- Your task:
Print the line containing "Extract all readable text from this page." and each line after it through the end, please, with nothing added.

- Provided information:
▽

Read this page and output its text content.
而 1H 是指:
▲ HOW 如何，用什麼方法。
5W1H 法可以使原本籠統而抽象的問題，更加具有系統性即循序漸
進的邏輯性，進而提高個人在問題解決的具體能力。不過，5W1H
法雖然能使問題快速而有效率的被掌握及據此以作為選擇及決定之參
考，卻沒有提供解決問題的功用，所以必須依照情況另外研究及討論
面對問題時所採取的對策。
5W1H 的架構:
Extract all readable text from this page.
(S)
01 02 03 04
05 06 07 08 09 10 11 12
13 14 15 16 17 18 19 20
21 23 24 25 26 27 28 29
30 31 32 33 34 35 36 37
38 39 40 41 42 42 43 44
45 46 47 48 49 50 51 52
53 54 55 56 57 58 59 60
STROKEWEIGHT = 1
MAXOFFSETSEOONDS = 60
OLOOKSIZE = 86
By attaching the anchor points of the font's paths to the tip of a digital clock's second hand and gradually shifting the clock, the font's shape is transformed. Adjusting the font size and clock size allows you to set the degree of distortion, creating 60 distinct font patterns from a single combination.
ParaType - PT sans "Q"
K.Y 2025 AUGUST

△

- Solution to the exercise:
Extract all readable text from this page.
(S)
01 02 03 04
05 06 07 08 09 10 11 12
13 14 15 16 17 18 19 20
21 23 24 25 26 27 28 29
30 31 32 33 34 35 36 37
38 39 40 41 42 42 43 44
45 46 47 48 49 50 51 52
53 54 55 56 57 58 59 60
STROKEWEIGHT = 1
MAXOFFSETSEOONDS = 60
OLOOKSIZE = 86
By attaching the anchor points of the font's paths to the tip of a digital clock's second hand and gradually shifting the clock, the font's shape is transformed. Adjusting the font size and clock size allows you to set the degree of distortion, creating 60 distinct font patterns from a single combination.
ParaType - PT sans "Q"
K.Y 2025 AUGUST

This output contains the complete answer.